■ RECORDS FOR THE EXERCISE

* Start *

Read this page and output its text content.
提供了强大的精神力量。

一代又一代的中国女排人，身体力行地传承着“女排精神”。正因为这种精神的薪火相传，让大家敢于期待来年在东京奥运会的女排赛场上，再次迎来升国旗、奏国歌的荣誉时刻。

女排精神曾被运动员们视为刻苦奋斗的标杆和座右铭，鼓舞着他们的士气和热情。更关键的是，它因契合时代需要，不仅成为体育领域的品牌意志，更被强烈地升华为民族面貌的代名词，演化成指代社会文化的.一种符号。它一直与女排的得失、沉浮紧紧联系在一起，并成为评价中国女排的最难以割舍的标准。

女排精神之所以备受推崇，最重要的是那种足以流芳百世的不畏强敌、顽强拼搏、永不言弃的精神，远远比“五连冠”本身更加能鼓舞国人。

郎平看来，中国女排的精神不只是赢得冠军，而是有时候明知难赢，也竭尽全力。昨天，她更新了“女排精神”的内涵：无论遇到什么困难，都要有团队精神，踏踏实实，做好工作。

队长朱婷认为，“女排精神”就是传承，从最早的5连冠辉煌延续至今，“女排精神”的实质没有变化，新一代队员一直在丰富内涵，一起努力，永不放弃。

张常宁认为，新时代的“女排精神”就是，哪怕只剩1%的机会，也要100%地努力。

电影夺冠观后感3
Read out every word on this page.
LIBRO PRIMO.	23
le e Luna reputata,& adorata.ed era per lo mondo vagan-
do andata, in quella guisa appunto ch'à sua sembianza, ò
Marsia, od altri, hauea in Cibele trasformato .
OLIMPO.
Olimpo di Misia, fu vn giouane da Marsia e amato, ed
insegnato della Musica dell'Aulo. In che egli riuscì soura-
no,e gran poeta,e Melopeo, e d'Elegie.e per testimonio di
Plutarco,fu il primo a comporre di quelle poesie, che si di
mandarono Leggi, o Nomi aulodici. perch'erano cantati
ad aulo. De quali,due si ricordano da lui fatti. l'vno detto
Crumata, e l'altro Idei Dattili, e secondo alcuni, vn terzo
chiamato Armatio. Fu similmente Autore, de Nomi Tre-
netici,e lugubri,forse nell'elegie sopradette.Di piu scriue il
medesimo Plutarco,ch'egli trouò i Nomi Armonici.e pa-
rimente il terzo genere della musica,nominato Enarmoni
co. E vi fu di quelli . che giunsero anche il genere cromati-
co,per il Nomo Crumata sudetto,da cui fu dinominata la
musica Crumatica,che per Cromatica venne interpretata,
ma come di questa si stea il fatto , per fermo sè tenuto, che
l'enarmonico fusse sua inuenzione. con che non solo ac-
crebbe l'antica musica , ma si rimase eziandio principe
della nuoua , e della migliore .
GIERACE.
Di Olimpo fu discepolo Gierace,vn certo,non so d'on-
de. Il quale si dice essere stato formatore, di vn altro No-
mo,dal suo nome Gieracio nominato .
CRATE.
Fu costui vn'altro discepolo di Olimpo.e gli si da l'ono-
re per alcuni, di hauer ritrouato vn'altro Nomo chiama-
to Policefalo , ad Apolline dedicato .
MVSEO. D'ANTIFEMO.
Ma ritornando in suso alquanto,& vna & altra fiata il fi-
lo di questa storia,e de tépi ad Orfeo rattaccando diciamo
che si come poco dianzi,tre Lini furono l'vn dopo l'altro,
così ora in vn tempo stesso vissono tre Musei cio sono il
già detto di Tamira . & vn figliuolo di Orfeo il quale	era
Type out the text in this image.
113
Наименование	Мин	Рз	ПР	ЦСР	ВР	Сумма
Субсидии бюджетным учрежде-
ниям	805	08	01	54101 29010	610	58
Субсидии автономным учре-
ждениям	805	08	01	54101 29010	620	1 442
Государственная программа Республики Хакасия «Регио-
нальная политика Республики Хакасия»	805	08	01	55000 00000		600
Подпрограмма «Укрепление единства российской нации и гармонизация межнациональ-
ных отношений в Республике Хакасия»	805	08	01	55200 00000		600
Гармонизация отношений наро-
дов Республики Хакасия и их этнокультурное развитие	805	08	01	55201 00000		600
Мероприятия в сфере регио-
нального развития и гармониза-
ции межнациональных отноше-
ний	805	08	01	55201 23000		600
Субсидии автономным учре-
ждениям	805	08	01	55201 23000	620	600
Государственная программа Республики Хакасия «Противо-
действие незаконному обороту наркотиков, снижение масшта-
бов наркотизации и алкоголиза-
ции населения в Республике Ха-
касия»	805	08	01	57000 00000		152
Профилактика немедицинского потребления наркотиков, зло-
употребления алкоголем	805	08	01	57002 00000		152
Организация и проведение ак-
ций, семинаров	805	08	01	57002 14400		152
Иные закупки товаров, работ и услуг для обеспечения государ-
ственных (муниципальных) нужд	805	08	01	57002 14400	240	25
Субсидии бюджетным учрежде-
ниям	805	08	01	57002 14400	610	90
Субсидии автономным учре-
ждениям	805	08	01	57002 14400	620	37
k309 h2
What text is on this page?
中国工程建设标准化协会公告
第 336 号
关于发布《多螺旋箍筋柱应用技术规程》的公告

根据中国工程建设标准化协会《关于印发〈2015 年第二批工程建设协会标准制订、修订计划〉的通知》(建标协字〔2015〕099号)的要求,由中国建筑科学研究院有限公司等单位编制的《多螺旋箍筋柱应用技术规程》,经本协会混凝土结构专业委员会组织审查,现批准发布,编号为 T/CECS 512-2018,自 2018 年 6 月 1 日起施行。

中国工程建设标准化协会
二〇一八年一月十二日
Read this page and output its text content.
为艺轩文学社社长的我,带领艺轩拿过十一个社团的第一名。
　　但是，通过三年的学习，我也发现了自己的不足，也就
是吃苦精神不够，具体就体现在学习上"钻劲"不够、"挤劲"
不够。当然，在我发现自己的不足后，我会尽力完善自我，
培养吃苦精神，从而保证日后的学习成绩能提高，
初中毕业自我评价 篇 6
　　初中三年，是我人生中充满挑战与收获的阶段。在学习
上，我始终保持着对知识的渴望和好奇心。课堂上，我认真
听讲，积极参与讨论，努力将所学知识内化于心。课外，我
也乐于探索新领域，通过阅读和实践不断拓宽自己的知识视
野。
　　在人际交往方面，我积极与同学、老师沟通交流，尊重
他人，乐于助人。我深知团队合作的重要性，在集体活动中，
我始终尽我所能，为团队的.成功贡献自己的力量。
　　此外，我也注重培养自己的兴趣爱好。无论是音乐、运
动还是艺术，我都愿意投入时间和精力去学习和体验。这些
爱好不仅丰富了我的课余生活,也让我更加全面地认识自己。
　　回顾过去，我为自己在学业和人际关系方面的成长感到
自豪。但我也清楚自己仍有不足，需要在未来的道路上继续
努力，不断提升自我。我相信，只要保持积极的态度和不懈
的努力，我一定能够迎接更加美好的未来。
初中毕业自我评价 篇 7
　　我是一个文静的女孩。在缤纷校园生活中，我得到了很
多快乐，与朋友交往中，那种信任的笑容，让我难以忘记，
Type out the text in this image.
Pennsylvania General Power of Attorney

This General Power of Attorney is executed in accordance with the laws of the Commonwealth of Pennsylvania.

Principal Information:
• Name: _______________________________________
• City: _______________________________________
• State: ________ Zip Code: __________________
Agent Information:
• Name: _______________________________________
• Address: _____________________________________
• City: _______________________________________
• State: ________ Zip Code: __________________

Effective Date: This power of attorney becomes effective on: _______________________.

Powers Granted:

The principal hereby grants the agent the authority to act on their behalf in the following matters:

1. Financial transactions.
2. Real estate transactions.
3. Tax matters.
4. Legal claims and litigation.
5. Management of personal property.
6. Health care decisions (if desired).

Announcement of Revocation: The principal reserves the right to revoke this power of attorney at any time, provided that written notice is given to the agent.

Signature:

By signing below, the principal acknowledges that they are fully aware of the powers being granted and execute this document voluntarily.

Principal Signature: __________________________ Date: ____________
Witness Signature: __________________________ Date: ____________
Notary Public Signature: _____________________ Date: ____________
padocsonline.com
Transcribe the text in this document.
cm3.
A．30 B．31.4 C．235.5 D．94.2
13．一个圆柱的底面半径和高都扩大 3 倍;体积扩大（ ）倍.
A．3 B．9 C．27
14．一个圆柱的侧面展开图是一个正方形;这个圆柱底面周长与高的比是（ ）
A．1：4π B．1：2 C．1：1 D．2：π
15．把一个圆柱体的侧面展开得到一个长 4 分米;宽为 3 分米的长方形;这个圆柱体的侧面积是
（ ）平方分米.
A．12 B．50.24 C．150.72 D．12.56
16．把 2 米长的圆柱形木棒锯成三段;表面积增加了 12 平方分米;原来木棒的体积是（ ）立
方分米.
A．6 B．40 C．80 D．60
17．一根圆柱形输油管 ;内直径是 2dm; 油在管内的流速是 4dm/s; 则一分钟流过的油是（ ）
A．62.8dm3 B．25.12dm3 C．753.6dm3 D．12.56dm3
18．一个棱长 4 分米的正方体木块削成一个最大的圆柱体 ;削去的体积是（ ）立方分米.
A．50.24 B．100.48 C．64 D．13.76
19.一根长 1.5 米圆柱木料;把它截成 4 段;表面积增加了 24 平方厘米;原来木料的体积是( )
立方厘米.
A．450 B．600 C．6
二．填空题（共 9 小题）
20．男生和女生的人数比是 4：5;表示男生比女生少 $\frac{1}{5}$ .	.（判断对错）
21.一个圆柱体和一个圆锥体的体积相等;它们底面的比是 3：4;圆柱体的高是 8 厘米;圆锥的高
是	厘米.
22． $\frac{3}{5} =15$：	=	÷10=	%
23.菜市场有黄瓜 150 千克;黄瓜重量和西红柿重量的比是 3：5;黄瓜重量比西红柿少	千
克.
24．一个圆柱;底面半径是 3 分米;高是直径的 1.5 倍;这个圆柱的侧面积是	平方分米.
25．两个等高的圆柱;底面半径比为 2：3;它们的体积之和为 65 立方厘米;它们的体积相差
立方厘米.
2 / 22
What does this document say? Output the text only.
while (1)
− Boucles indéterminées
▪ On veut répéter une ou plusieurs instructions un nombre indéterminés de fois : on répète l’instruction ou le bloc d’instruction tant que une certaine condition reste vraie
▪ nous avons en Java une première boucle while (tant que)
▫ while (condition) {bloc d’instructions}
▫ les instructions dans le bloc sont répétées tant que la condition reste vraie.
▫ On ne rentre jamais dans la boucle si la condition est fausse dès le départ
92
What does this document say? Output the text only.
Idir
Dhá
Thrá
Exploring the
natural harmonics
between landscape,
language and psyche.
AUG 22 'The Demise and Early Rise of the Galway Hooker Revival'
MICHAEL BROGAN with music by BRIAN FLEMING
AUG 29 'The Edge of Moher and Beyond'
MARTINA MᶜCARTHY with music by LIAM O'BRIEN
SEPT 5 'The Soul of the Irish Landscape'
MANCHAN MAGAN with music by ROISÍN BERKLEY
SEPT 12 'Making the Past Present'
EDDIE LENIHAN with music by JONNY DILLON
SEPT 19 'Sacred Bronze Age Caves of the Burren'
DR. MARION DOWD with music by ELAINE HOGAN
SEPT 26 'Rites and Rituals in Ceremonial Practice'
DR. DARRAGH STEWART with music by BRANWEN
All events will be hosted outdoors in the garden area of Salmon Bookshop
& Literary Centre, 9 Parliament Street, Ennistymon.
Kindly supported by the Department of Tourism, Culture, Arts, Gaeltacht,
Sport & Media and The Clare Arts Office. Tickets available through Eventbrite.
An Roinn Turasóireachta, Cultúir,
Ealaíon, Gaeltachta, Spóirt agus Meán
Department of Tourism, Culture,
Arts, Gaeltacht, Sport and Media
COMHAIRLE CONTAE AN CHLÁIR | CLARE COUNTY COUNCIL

* End *

■ EXERCISE PROMPT
List the lines of the entries that include "alcuni".

■ TASK RESPONSE
Crumata, e l'altro Idei Dattili, e secondo alcuni, vn terzo
re per alcuni, di hauer ritrouato vn'altro Nomo chiama-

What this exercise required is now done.